### Task objective:
Show, in full, each line of the data that contains "date".

### Records for this exercise:
....

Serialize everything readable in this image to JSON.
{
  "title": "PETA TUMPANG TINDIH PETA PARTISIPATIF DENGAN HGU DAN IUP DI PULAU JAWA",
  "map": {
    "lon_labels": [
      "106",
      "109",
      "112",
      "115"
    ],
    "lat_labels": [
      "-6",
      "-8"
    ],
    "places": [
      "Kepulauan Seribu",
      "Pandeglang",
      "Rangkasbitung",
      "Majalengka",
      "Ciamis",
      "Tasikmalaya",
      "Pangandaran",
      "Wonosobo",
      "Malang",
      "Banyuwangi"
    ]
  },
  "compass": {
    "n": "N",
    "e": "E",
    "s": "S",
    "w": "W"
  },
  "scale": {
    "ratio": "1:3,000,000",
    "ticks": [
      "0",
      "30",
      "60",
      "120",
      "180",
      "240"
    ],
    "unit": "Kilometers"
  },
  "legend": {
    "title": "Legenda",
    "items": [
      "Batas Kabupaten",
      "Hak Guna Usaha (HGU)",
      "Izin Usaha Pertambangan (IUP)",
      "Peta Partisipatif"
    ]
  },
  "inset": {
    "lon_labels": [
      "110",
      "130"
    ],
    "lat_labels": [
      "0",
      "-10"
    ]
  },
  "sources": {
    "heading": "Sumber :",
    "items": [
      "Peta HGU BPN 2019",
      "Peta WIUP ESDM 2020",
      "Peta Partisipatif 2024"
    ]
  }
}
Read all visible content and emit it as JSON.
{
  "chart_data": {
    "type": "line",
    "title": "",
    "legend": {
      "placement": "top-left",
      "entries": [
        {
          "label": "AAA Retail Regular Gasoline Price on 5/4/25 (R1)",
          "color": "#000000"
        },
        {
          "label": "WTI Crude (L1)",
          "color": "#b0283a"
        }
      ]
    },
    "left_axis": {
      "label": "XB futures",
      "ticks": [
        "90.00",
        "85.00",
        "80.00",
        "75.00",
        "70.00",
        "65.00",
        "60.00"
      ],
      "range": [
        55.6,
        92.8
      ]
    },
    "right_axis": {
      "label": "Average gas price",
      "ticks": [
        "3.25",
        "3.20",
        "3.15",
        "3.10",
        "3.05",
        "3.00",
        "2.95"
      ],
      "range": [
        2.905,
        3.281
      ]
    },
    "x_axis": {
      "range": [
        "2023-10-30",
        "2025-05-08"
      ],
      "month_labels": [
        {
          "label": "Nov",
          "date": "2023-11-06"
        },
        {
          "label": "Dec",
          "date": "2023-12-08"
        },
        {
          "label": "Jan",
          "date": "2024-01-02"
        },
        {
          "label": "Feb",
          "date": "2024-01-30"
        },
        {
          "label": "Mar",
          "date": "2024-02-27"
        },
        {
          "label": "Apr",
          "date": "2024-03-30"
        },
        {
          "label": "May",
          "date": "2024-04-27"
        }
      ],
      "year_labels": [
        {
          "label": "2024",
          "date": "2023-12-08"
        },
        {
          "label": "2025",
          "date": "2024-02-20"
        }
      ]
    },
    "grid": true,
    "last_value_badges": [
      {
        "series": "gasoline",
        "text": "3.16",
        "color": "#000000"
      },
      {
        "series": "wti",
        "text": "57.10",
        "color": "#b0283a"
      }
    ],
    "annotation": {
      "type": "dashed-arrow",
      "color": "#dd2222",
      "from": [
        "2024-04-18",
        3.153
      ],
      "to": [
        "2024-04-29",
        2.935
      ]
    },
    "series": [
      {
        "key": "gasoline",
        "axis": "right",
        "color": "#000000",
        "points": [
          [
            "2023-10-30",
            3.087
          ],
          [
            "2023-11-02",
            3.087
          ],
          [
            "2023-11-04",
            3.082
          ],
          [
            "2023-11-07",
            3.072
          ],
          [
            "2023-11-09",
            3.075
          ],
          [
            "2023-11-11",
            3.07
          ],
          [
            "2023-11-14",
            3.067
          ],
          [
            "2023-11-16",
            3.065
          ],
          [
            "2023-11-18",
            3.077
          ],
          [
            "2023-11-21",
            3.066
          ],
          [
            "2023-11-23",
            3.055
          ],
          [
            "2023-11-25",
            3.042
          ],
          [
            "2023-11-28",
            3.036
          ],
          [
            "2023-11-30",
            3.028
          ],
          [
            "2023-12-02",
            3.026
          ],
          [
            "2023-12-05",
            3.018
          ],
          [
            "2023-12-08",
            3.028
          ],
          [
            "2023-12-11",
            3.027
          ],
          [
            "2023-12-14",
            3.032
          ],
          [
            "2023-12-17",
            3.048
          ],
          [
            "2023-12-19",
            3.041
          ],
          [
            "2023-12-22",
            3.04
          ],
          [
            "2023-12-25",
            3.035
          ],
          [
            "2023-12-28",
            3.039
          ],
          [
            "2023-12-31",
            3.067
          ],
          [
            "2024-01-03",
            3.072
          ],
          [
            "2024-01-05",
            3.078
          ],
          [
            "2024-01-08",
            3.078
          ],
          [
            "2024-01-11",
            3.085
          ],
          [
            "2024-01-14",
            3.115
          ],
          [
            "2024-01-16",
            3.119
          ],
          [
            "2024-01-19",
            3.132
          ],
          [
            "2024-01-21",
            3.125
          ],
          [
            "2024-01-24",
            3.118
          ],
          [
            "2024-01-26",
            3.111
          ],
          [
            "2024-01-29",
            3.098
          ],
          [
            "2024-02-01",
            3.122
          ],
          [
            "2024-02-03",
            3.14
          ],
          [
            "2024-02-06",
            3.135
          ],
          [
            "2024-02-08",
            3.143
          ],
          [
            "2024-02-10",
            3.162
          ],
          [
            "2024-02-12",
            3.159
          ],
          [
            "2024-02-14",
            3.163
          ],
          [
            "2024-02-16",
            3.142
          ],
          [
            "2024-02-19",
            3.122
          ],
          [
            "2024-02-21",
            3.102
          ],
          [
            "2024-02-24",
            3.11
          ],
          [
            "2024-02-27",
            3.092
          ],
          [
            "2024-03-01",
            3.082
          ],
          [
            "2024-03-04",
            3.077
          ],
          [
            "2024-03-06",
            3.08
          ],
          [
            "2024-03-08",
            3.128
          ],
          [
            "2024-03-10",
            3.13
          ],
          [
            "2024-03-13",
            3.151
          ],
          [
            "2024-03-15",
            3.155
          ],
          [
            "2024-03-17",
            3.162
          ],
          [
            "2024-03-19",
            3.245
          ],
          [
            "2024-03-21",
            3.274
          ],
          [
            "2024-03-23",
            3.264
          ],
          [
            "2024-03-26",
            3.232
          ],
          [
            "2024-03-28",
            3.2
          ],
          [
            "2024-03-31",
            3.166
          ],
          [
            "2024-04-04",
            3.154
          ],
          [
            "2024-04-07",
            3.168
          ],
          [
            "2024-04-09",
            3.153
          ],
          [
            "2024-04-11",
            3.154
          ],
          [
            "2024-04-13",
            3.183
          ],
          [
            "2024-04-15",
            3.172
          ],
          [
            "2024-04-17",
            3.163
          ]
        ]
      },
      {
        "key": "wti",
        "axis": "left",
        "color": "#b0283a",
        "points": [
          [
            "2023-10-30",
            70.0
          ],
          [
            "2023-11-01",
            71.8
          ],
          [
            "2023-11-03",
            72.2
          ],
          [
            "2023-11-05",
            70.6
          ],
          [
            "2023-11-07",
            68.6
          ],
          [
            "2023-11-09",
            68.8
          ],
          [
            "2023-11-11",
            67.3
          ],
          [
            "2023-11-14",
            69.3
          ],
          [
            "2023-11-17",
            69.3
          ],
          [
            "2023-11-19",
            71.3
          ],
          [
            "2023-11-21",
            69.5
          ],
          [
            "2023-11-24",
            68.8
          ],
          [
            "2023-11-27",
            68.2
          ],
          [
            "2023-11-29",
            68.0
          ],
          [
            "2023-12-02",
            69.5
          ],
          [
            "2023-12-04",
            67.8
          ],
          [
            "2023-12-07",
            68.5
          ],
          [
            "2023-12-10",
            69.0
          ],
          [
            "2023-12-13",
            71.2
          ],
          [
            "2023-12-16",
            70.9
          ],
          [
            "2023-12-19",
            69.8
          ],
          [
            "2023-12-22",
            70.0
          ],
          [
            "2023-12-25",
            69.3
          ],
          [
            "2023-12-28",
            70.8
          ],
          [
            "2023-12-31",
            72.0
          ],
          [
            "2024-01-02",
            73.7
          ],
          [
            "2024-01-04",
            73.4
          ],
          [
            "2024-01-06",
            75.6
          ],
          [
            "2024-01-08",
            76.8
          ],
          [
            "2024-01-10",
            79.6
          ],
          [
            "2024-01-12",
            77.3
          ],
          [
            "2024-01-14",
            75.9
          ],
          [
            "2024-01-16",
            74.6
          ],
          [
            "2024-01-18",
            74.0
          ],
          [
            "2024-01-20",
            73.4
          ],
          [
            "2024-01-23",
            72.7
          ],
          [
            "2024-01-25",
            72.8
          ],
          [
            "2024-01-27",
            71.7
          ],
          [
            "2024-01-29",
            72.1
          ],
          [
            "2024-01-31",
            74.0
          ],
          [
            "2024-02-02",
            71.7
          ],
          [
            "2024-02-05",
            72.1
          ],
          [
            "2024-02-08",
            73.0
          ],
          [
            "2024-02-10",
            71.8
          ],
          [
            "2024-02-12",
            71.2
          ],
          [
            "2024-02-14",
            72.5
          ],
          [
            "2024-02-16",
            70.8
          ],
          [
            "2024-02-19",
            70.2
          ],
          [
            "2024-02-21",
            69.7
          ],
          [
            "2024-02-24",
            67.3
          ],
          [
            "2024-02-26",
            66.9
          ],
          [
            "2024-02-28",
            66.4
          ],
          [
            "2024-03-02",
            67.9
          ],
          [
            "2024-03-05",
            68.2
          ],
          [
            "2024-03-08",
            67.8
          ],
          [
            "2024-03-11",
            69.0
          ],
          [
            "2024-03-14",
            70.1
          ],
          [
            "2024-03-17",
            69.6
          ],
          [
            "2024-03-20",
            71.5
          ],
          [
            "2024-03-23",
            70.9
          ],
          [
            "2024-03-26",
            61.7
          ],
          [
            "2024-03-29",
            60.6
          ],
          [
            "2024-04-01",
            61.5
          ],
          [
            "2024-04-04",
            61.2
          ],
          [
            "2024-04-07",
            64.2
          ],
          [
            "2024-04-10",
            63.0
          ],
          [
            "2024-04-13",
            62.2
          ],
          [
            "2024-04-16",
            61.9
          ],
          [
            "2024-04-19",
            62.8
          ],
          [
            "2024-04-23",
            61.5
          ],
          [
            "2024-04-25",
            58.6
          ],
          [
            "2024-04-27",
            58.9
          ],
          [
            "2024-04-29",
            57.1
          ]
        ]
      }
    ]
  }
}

....

### Expected answer:
          "date": "2023-11-06"
          "date": "2023-12-08"
          "date": "2024-01-02"
          "date": "2024-01-30"
          "date": "2024-02-27"
          "date": "2024-03-30"
          "date": "2024-04-27"
          "date": "2023-12-08"
          "date": "2024-02-20"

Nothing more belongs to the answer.